▶ **Exercise goal**
Copy every line that contains the string "medium" from the entries below.

—————

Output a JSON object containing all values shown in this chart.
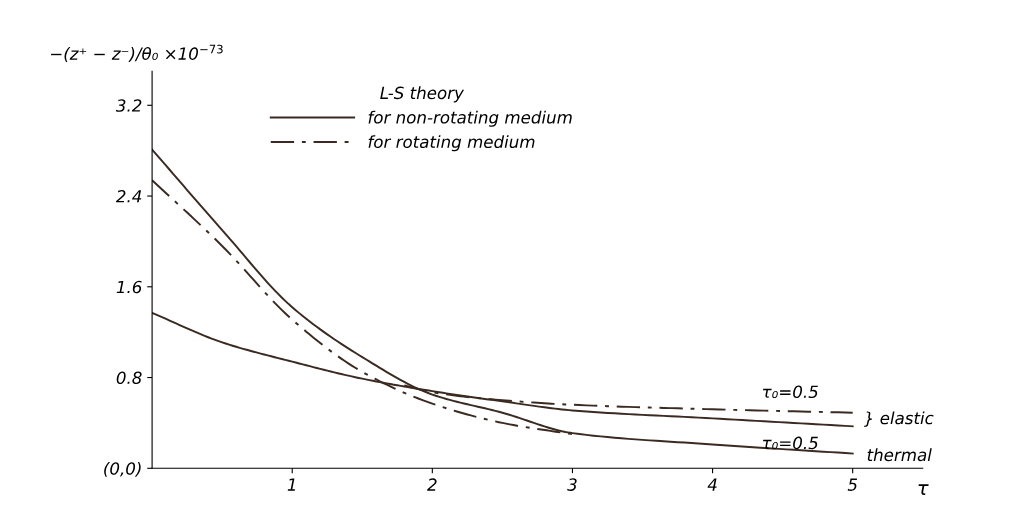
{
  "chart_data": {
    "type": "line",
    "xlabel": "τ",
    "ylabel": "−(z⁺ − z⁻)/θ₀ ×10$^{−73}$",
    "xlim": [
      0,
      5.5
    ],
    "ylim": [
      0,
      3.5
    ],
    "xticks": [
      1,
      2,
      3,
      4,
      5
    ],
    "yticks": [
      {
        "value": 0,
        "label": "(0,0)"
      },
      0.8,
      1.6,
      2.4,
      3.2
    ],
    "grid": false,
    "legend": "top",
    "legend_title": "L-S theory",
    "marker": "none",
    "series": [
      {
        "name": "for non-rotating medium",
        "color": "#3a2a22",
        "line_style": "solid",
        "x": [
          0,
          0.5,
          1,
          1.5,
          2,
          2.5,
          3,
          4,
          5
        ],
        "values": [
          2.81,
          2.1,
          1.42,
          0.98,
          0.65,
          0.49,
          0.31,
          0.21,
          0.13
        ]
      },
      {
        "name": "for rotating medium",
        "color": "#3a2a22",
        "line_style": "dashdot",
        "x": [
          0,
          0.5,
          1,
          1.5,
          2,
          2.5,
          3
        ],
        "values": [
          2.54,
          1.96,
          1.31,
          0.85,
          0.57,
          0.4,
          0.3
        ]
      },
      {
        "color": "#3a2a22",
        "line_style": "solid",
        "x": [
          0,
          0.5,
          1,
          1.5,
          2,
          2.5,
          3,
          4,
          5
        ],
        "values": [
          1.37,
          1.11,
          0.94,
          0.79,
          0.68,
          0.59,
          0.51,
          0.44,
          0.37
        ]
      },
      {
        "color": "#3a2a22",
        "line_style": "dashdot",
        "x": [
          1.8,
          2,
          2.5,
          3,
          4,
          5
        ],
        "values": [
          0.73,
          0.67,
          0.6,
          0.56,
          0.52,
          0.49
        ]
      }
    ],
    "annotations": [
      "τ₀=0.5",
      "} elastic",
      "τ₀=0.5",
      "thermal"
    ]
  }
}
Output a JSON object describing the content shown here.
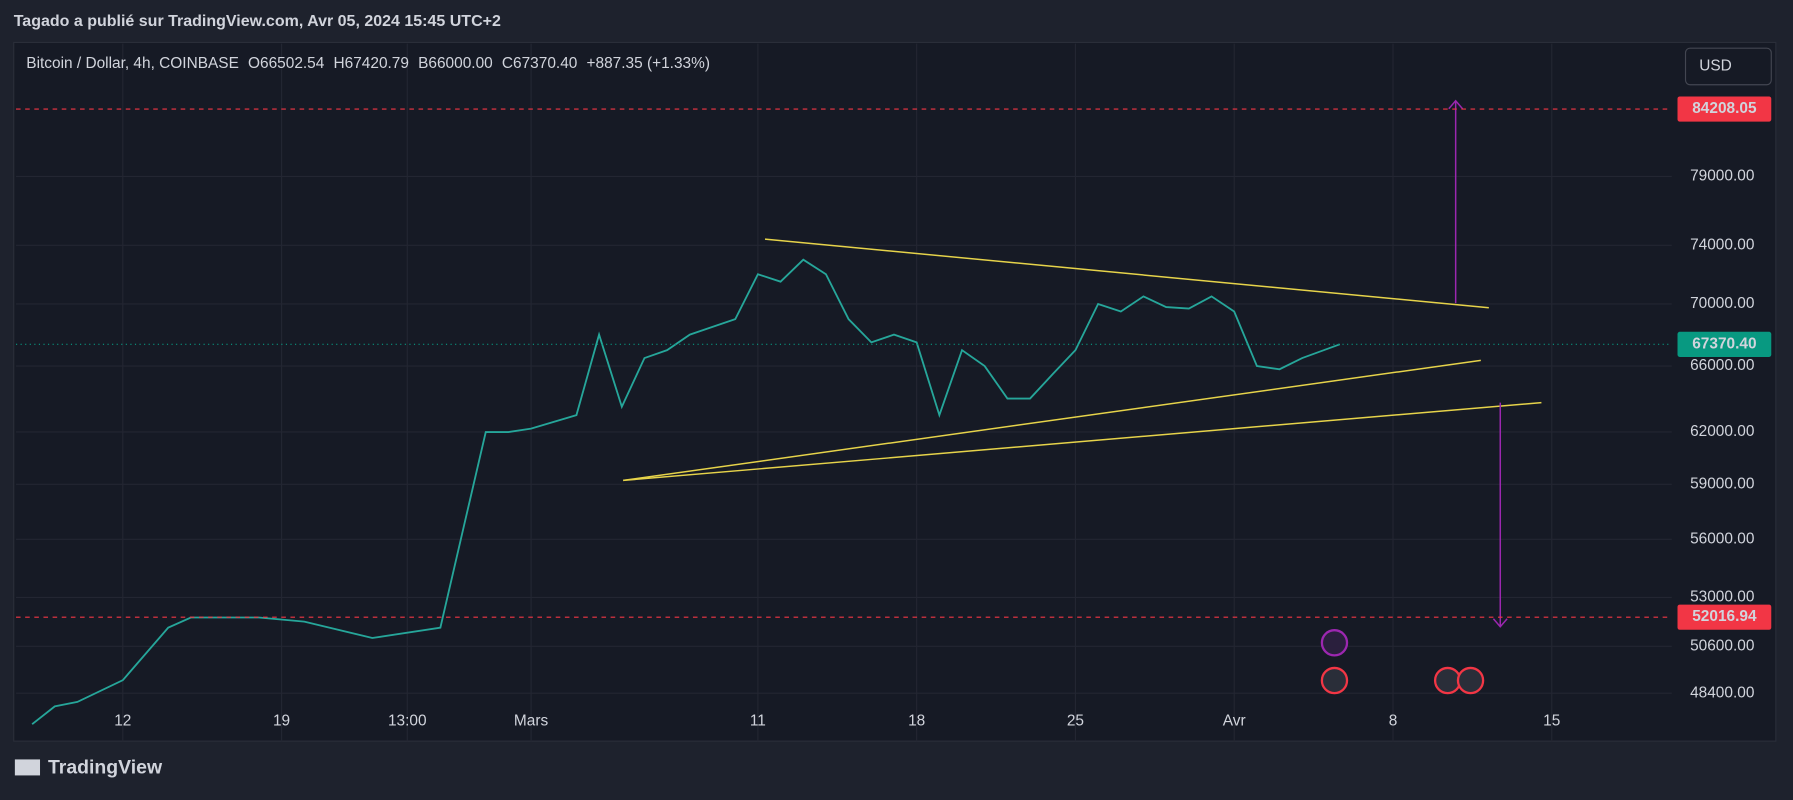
{
  "header": {
    "published": "Tagado a publié sur TradingView.com, Avr 05, 2024 15:45 UTC+2",
    "currency": "USD",
    "logo": "TradingView"
  },
  "legend": {
    "symbol": "Bitcoin / Dollar, 4h, COINBASE",
    "ohlc": [
      {
        "label": "O",
        "value": "66502.54"
      },
      {
        "label": "H",
        "value": "67420.79"
      },
      {
        "label": "B",
        "value": "66000.00"
      },
      {
        "label": "C",
        "value": "67370.40"
      }
    ],
    "change": "+887.35 (+1.33%)"
  },
  "chart_data": {
    "type": "line",
    "log_scale": true,
    "grid": true,
    "xlim": [
      "2024-02-07 07:00",
      "2024-04-20 07:00"
    ],
    "xticks": [
      {
        "value": "2024-02-12",
        "label": "12"
      },
      {
        "value": "2024-02-19",
        "label": "19"
      },
      {
        "value": "2024-02-24 13:00",
        "label": "13:00"
      },
      {
        "value": "2024-03-01",
        "label": "Mars"
      },
      {
        "value": "2024-03-11",
        "label": "11"
      },
      {
        "value": "2024-03-18",
        "label": "18"
      },
      {
        "value": "2024-03-25",
        "label": "25"
      },
      {
        "value": "2024-04-01",
        "label": "Avr"
      },
      {
        "value": "2024-04-08",
        "label": "8"
      },
      {
        "value": "2024-04-15",
        "label": "15"
      }
    ],
    "ylim": [
      46250,
      89600
    ],
    "yticks": [
      {
        "value": 48400,
        "label": "48400.00"
      },
      {
        "value": 50600,
        "label": "50600.00"
      },
      {
        "value": 53000,
        "label": "53000.00"
      },
      {
        "value": 56000,
        "label": "56000.00"
      },
      {
        "value": 59000,
        "label": "59000.00"
      },
      {
        "value": 62000,
        "label": "62000.00"
      },
      {
        "value": 66000,
        "label": "66000.00"
      },
      {
        "value": 70000,
        "label": "70000.00"
      },
      {
        "value": 74000,
        "label": "74000.00"
      },
      {
        "value": 79000,
        "label": "79000.00"
      }
    ],
    "levels": [
      {
        "value": 84208.05,
        "label": "84208.05",
        "color": "#f23645"
      },
      {
        "value": 67370.4,
        "label": "67370.40",
        "color": "#089981"
      },
      {
        "value": 52016.94,
        "label": "52016.94",
        "color": "#f23645"
      }
    ],
    "series": [
      {
        "color": "#26a69a",
        "x": [
          "2024-02-08",
          "2024-02-09",
          "2024-02-10",
          "2024-02-12",
          "2024-02-14",
          "2024-02-15",
          "2024-02-18",
          "2024-02-20",
          "2024-02-23",
          "2024-02-26",
          "2024-02-27",
          "2024-02-28",
          "2024-02-29",
          "2024-03-01",
          "2024-03-03",
          "2024-03-04",
          "2024-03-05",
          "2024-03-06",
          "2024-03-07",
          "2024-03-08",
          "2024-03-09",
          "2024-03-10",
          "2024-03-11",
          "2024-03-12",
          "2024-03-13",
          "2024-03-14",
          "2024-03-15",
          "2024-03-16",
          "2024-03-17",
          "2024-03-18",
          "2024-03-19",
          "2024-03-20",
          "2024-03-21",
          "2024-03-22",
          "2024-03-23",
          "2024-03-24",
          "2024-03-25",
          "2024-03-26",
          "2024-03-27",
          "2024-03-28",
          "2024-03-29",
          "2024-03-30",
          "2024-03-31",
          "2024-04-01",
          "2024-04-02",
          "2024-04-03",
          "2024-04-04",
          "2024-04-05 15:45"
        ],
        "values": [
          47000,
          47800,
          48000,
          49000,
          51500,
          52000,
          52000,
          51800,
          51000,
          51500,
          56500,
          62000,
          62000,
          62200,
          63000,
          68000,
          63500,
          66500,
          67000,
          68000,
          68500,
          69000,
          72000,
          71500,
          73000,
          72000,
          69000,
          67500,
          68000,
          67500,
          63000,
          67000,
          66000,
          64000,
          64000,
          65500,
          67000,
          70000,
          69500,
          70500,
          69800,
          69700,
          70500,
          69500,
          66000,
          65800,
          66500,
          67370.4
        ]
      }
    ]
  }
}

—————

▶ **Exercise response**
        "name": "for non-rotating medium",
        "name": "for rotating medium",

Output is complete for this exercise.